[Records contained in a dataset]
::::::

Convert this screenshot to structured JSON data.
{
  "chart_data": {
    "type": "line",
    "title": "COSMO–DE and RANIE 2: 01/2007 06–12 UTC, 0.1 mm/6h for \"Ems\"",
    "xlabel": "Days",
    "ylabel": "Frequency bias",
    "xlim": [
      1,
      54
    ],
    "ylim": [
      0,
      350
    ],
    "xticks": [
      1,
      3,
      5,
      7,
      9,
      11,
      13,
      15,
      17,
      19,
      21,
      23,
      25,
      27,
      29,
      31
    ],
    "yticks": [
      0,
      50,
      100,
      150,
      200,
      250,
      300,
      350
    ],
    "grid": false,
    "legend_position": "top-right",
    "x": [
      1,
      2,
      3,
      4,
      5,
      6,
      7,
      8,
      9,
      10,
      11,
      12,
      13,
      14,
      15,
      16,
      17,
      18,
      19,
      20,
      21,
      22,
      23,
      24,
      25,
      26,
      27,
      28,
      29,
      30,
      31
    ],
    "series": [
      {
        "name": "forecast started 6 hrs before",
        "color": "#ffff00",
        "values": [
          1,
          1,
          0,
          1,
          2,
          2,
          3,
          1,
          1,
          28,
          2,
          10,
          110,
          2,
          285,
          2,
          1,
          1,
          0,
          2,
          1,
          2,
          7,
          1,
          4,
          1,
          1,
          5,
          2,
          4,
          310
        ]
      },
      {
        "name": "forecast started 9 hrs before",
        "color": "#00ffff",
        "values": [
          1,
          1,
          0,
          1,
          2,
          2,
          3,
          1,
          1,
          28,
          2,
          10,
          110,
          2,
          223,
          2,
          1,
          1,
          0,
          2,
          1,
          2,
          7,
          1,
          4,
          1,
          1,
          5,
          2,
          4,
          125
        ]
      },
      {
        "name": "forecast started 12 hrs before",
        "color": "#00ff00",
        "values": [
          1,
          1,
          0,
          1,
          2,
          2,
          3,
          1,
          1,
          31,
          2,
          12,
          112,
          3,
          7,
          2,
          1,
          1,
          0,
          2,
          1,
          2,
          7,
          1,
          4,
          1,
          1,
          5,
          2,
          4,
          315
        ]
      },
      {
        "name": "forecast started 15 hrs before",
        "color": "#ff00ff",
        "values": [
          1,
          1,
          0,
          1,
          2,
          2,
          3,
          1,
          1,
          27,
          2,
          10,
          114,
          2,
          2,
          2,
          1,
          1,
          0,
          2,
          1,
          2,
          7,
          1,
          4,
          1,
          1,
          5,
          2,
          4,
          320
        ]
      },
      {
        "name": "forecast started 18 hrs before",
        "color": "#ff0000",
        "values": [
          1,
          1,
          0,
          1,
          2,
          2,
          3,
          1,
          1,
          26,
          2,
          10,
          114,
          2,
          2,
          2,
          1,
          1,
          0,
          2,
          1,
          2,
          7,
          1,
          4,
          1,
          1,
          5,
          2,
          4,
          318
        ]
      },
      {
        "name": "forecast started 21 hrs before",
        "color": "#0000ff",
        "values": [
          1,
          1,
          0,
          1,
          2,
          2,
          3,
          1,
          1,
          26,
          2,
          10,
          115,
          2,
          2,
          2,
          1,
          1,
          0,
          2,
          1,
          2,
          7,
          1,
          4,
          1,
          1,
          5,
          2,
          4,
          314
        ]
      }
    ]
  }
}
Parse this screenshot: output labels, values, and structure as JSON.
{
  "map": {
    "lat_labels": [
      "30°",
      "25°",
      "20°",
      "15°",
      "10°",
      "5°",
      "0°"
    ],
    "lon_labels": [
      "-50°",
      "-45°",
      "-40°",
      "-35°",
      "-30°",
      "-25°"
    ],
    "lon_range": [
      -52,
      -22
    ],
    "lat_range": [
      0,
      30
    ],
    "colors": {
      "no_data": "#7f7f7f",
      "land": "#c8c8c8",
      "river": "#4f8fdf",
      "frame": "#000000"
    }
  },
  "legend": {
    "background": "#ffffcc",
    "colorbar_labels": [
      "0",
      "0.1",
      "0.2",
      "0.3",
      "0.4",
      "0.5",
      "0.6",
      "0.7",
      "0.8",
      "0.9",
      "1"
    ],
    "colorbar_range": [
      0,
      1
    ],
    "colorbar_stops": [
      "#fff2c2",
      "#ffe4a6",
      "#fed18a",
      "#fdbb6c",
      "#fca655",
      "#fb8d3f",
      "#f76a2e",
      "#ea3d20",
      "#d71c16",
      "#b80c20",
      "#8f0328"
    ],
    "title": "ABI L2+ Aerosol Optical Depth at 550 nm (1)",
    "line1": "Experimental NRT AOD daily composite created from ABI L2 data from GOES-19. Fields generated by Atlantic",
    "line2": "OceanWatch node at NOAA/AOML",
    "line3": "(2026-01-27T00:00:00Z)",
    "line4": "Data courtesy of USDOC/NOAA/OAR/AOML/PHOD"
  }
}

::::::

Pull every line containing "NOAA" out of the records.

*EXERCISE RESULT*.
    "line2": "OceanWatch node at NOAA/AOML",
    "line4": "Data courtesy of USDOC/NOAA/OAR/AOML/PHOD"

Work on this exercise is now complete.